Find how many lines of the listing below include the word "content", then report the number by itself.
>> begin EXERCISE INPUTS
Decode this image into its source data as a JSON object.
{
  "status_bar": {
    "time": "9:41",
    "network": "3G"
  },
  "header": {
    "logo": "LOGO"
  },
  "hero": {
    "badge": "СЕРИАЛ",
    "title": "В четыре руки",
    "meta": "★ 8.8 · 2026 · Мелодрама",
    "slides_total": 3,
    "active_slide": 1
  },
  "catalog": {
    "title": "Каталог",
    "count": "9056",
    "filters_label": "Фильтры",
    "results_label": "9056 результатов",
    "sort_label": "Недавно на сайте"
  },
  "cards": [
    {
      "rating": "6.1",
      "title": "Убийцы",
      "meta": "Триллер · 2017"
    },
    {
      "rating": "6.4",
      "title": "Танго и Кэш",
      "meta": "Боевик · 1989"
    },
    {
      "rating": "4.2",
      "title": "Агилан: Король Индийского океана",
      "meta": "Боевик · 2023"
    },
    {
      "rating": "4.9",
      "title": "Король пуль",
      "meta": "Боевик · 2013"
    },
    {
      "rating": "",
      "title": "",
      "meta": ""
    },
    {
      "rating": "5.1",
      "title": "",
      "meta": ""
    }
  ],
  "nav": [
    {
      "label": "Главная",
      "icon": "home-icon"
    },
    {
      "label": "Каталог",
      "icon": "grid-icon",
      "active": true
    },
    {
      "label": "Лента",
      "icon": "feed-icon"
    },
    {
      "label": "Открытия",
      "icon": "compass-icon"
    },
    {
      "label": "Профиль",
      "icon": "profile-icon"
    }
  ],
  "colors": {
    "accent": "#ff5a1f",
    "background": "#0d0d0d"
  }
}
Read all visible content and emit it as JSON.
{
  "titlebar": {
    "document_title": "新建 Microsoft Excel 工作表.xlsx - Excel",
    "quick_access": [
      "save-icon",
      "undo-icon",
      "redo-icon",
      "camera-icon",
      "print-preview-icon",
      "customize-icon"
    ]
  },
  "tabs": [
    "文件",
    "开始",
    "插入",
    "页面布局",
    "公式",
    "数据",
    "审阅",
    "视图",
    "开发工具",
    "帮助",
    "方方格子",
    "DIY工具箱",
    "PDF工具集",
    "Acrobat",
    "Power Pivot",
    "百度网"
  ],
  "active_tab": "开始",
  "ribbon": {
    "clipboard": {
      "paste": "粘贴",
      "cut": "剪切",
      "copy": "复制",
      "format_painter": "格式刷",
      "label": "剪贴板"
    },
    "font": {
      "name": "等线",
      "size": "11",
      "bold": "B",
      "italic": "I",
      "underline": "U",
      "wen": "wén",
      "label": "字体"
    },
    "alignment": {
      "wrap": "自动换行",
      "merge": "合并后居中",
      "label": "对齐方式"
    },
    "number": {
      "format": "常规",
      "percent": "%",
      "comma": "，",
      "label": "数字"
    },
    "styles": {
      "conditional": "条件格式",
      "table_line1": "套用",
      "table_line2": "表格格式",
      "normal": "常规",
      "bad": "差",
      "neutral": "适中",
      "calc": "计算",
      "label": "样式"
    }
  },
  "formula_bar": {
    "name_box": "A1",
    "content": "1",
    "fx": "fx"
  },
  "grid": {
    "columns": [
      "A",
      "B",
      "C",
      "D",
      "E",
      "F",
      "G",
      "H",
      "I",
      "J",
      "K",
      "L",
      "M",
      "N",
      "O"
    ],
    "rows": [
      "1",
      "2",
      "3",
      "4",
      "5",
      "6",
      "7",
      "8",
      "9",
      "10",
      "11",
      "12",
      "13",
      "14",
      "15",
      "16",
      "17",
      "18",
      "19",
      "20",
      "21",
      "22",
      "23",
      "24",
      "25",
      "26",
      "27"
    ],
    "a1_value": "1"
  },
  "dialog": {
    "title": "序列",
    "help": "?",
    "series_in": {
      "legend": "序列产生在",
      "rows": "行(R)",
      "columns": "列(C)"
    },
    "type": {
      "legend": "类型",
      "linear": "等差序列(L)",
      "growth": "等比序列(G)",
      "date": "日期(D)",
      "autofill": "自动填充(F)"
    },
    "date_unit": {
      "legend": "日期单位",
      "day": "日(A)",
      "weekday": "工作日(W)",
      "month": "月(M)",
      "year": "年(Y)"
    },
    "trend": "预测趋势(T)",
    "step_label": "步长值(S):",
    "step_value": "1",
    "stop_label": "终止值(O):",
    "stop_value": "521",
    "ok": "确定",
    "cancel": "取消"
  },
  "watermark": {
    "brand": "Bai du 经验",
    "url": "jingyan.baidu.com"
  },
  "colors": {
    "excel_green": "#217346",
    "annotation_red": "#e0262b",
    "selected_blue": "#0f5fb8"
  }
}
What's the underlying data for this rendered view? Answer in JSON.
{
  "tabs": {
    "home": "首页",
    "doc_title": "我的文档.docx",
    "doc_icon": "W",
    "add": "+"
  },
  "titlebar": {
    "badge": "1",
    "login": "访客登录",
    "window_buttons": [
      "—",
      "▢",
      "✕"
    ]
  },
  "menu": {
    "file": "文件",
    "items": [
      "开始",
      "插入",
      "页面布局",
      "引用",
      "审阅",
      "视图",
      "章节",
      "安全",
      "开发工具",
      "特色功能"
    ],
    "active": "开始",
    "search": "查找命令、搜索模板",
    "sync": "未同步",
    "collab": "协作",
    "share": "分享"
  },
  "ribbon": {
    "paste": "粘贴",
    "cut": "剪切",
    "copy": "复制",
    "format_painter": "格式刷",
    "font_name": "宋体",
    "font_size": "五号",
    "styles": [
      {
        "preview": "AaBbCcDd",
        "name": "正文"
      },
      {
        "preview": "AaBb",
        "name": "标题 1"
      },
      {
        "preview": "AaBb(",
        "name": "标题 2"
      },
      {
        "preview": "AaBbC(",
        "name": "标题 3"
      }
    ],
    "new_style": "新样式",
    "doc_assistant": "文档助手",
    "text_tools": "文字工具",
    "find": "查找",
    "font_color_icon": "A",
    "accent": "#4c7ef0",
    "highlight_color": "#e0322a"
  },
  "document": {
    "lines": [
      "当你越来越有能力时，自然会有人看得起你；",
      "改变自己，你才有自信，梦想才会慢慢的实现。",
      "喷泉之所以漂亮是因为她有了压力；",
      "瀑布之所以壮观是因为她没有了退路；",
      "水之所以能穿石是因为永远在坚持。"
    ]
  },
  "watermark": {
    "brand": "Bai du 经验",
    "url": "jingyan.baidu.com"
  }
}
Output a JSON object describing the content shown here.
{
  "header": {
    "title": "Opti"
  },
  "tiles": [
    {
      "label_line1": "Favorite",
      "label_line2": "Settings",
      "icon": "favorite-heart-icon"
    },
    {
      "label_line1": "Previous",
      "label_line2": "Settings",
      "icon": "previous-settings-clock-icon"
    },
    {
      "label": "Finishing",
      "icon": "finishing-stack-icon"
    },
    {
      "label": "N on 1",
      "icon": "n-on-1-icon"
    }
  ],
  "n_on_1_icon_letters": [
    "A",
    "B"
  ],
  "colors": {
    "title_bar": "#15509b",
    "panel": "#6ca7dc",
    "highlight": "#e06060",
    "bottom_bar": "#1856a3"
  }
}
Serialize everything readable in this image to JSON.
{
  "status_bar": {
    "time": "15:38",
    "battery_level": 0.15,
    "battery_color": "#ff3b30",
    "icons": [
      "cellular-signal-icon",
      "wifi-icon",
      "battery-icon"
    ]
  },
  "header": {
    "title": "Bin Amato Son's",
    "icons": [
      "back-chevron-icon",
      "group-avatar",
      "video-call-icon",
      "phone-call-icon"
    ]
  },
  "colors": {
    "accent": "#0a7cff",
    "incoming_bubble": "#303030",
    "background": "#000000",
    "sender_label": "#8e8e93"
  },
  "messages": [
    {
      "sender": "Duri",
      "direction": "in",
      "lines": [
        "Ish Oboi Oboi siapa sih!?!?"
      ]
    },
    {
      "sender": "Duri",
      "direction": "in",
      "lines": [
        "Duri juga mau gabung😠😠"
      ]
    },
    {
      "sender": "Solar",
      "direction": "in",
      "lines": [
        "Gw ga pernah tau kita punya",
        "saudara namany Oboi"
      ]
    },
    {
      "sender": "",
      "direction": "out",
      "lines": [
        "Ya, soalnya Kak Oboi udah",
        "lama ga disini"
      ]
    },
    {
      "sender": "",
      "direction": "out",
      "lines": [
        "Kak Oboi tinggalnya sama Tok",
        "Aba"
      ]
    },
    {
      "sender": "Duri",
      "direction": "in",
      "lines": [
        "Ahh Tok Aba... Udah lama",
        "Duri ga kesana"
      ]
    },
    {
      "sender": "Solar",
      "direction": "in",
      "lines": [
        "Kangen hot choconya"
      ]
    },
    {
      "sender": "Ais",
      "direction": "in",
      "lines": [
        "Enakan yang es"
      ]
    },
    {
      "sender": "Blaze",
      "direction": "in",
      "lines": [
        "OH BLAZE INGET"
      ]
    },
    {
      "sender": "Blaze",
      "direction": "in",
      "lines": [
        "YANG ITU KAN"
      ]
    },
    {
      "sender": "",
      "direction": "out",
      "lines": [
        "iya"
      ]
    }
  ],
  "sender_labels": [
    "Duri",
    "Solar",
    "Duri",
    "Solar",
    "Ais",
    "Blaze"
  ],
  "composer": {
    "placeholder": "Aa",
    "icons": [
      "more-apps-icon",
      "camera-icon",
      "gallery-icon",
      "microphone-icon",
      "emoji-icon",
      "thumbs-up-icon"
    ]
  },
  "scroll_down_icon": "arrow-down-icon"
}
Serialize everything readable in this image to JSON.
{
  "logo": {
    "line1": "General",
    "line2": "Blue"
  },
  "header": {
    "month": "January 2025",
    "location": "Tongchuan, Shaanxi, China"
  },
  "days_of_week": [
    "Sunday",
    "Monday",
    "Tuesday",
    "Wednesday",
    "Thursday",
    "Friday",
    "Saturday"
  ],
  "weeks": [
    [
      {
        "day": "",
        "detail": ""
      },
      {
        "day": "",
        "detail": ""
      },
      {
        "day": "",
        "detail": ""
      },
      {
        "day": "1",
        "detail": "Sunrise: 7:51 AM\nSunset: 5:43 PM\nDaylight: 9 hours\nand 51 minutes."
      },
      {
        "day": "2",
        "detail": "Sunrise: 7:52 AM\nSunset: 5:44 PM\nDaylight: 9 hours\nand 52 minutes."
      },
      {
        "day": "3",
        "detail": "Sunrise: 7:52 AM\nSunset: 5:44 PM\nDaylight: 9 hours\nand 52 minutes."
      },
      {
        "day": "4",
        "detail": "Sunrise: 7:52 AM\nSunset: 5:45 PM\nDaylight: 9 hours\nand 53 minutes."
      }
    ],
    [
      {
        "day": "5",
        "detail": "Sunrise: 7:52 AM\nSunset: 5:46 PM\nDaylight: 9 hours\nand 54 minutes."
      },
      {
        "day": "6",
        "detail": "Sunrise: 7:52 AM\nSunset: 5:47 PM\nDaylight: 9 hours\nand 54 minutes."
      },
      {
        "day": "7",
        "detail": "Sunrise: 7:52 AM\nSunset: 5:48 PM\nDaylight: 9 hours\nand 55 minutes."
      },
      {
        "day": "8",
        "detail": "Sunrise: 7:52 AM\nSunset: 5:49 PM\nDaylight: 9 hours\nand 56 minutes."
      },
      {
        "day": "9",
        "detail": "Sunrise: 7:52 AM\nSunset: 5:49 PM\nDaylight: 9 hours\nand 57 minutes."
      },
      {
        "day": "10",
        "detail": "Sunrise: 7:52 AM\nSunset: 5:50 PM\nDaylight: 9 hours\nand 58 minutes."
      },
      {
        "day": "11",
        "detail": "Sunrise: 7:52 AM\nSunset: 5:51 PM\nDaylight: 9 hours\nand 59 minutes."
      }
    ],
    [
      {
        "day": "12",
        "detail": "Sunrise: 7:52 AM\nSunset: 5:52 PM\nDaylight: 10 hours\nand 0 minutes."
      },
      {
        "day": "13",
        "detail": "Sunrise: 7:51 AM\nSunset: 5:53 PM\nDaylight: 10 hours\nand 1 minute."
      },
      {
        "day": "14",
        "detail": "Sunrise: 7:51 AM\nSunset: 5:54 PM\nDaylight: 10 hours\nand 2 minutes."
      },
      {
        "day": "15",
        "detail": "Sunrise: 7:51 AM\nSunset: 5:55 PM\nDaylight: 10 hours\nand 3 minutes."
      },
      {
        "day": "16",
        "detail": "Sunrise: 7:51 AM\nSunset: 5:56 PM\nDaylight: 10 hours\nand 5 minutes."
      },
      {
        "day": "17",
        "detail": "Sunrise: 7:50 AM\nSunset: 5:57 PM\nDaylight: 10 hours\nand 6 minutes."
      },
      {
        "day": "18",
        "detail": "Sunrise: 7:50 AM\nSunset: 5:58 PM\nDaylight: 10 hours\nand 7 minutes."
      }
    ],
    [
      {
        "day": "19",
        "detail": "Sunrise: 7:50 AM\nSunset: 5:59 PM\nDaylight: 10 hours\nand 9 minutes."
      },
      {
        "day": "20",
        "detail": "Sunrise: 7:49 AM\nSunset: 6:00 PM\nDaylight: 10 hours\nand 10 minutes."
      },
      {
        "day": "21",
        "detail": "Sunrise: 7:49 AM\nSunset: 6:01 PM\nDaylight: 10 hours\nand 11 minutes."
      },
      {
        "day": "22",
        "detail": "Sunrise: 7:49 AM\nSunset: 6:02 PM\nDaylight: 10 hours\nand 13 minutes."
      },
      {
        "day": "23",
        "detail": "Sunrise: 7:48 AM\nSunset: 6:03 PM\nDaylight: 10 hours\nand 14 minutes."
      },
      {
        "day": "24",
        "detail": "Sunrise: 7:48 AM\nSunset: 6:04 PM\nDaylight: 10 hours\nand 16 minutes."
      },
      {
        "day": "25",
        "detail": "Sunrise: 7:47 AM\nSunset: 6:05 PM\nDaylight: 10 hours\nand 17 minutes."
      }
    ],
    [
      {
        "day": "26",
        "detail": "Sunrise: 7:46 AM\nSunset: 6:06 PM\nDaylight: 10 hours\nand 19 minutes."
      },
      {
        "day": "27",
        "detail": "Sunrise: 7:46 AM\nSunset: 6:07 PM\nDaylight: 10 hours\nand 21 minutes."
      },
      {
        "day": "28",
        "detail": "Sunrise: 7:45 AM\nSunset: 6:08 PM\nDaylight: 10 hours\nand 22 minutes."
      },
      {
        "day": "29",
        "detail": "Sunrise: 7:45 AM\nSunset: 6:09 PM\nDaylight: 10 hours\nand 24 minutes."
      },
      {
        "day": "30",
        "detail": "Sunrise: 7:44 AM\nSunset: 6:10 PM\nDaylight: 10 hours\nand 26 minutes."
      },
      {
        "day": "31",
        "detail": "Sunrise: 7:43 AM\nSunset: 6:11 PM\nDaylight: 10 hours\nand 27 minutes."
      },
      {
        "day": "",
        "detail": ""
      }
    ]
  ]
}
>> end EXERCISE INPUTS
ANSWER TO THE TASK:
3